Given request:
Find out how many lines of the material contain the string "title" and give only that figure.

Data rows:
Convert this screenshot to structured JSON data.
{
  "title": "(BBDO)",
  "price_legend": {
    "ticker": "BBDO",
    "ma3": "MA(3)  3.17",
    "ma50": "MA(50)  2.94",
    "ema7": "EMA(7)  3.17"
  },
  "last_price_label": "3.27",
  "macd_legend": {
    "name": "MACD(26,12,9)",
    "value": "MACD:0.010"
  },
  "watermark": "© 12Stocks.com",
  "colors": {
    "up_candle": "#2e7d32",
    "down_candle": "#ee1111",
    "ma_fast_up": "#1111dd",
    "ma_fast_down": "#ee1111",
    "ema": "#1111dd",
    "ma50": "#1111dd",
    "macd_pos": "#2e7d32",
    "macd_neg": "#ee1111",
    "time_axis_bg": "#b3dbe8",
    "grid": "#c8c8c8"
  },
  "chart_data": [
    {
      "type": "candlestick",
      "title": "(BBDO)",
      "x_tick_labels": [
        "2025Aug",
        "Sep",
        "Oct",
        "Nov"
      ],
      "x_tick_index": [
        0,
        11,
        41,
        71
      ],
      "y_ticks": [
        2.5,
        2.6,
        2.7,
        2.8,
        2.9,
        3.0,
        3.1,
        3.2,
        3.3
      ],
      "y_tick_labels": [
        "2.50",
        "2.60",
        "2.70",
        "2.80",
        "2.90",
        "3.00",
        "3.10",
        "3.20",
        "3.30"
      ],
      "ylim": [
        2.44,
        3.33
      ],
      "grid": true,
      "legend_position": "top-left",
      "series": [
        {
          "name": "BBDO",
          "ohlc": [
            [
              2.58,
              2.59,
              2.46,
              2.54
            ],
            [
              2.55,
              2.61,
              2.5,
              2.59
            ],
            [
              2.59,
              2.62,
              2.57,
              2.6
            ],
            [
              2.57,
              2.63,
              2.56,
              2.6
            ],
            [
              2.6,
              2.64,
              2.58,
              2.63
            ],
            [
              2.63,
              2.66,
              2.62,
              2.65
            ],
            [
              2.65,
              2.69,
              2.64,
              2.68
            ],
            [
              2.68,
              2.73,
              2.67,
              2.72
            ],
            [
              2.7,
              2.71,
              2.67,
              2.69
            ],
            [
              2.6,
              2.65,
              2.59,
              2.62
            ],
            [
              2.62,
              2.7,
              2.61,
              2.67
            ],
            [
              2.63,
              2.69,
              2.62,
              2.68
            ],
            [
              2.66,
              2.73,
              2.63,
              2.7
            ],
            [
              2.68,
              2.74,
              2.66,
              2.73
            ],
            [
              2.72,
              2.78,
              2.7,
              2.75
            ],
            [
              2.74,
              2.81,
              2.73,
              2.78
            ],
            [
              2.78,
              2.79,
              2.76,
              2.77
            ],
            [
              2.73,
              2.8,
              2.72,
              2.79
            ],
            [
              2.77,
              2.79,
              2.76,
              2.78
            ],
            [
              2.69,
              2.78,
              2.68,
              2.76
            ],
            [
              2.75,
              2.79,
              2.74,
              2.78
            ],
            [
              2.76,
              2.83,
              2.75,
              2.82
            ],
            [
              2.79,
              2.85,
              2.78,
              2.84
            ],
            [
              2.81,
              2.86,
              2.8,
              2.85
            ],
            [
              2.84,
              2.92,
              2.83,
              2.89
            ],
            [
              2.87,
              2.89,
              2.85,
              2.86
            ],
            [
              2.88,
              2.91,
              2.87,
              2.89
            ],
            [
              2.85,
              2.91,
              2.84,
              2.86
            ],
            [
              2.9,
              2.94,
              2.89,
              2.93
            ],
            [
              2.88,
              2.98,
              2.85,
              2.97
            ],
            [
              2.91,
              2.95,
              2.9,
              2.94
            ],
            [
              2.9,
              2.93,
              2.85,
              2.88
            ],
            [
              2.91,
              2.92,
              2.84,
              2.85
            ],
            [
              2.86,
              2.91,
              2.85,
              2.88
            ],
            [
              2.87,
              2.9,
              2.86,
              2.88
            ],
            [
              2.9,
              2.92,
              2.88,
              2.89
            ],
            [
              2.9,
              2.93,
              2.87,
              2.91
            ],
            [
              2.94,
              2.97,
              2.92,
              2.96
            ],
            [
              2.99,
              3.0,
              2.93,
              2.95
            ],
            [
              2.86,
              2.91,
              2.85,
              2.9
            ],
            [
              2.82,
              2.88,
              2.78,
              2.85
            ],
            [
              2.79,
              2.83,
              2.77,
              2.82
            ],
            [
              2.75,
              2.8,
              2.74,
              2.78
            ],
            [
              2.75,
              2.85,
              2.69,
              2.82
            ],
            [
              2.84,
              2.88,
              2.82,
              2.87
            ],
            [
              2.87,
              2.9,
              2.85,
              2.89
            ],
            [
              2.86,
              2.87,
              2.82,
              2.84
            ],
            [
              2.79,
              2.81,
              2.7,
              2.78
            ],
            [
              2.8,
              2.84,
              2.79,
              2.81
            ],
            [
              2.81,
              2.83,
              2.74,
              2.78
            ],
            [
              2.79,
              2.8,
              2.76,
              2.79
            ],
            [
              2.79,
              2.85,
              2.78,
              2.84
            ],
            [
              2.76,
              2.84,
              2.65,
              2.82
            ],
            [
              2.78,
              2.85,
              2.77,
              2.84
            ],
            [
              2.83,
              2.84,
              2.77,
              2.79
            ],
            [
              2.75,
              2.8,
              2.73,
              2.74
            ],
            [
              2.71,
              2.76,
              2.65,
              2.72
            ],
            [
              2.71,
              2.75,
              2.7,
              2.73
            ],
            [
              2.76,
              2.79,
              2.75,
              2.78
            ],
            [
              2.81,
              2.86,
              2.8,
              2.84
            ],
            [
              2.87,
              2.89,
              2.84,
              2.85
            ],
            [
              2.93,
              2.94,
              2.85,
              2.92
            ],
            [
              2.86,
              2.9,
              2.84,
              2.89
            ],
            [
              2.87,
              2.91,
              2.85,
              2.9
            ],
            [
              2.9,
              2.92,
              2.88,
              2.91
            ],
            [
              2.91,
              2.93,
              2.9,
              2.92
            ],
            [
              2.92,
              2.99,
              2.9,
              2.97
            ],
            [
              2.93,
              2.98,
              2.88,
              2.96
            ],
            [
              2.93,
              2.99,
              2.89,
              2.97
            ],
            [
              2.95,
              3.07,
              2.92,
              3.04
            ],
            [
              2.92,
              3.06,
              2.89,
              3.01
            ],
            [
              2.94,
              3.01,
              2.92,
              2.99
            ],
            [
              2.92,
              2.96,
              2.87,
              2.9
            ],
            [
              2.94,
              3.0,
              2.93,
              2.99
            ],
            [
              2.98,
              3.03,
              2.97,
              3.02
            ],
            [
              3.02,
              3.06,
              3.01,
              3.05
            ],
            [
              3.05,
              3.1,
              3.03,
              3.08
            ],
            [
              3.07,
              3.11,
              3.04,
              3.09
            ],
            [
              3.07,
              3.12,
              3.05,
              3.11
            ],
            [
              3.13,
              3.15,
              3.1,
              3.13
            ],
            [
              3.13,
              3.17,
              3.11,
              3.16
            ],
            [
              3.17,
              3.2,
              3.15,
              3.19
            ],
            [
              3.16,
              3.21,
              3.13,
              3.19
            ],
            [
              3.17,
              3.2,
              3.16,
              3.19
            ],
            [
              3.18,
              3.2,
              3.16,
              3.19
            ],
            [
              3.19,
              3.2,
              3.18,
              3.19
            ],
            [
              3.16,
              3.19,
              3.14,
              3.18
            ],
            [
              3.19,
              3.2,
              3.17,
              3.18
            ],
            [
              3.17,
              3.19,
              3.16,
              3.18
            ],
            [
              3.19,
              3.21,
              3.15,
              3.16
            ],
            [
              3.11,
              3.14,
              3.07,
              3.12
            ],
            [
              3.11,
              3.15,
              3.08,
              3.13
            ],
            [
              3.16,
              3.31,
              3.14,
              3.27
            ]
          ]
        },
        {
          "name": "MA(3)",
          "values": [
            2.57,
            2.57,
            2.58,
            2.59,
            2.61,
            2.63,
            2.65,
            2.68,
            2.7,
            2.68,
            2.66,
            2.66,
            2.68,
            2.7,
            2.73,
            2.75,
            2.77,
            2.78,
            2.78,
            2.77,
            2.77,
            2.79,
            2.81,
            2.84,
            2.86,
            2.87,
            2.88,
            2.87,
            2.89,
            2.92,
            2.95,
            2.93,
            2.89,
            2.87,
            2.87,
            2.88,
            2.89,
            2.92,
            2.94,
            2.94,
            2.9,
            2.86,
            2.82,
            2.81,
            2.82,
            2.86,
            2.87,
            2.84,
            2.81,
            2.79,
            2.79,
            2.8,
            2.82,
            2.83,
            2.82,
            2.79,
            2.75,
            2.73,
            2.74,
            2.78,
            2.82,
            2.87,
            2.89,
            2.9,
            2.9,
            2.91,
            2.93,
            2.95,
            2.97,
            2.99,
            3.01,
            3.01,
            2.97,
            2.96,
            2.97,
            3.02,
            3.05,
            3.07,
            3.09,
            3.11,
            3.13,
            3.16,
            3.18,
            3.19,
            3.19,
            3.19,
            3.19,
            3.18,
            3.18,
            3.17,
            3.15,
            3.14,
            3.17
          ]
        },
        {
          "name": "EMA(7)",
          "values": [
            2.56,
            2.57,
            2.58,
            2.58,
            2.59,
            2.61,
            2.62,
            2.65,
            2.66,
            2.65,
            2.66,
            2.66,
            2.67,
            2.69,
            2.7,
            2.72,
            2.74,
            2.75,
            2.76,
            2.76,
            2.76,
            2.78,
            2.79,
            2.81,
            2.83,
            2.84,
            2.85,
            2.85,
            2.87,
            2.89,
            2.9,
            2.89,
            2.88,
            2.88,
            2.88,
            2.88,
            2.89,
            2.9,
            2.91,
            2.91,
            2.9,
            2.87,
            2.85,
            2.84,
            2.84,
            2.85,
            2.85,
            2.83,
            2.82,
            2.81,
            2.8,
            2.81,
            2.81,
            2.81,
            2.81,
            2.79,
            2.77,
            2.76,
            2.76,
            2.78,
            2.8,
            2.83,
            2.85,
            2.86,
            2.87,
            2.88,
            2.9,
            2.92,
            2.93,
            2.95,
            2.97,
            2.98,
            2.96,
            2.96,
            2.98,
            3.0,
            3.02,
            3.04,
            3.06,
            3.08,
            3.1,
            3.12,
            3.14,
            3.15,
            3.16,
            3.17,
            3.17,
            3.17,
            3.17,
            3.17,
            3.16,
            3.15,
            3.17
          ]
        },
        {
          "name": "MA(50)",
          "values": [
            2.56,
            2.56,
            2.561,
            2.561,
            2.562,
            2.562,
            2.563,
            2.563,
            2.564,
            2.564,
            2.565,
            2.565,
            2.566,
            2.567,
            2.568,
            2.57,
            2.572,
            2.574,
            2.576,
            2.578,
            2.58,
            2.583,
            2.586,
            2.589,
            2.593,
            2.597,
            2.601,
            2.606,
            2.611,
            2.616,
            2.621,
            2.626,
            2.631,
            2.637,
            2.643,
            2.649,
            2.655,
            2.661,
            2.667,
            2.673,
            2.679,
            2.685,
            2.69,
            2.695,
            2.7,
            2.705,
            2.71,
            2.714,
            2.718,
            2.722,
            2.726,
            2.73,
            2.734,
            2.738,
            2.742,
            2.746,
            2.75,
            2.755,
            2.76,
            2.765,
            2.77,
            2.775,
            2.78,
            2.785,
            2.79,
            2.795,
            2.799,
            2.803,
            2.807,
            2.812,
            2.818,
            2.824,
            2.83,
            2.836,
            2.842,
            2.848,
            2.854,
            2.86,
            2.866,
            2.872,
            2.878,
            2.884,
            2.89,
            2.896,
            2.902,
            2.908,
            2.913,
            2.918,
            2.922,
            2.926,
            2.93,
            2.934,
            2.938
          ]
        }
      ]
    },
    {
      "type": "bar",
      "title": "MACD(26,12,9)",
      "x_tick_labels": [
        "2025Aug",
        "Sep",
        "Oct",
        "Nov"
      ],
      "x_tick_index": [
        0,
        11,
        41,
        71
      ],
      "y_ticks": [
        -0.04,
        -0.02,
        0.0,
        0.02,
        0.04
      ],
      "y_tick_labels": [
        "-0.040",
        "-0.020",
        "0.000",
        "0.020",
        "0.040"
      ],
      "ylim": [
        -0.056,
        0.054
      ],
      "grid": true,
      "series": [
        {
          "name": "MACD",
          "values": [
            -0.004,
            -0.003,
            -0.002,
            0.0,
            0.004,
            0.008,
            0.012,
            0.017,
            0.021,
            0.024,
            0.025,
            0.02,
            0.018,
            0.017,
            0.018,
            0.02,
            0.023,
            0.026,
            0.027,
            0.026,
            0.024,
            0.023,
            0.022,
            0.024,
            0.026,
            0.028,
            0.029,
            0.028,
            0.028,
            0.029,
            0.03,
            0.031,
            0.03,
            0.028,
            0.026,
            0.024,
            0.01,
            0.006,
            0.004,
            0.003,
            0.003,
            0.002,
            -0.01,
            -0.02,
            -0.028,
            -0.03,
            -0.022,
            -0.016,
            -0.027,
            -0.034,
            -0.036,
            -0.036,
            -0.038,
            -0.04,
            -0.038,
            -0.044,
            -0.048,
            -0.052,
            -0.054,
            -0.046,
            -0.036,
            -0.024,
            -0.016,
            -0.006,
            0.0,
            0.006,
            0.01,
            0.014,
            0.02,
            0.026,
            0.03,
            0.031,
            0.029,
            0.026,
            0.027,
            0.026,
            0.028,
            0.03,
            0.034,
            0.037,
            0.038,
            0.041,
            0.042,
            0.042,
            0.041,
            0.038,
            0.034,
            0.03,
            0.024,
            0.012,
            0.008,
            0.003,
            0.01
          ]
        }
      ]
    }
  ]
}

Answer in full:
3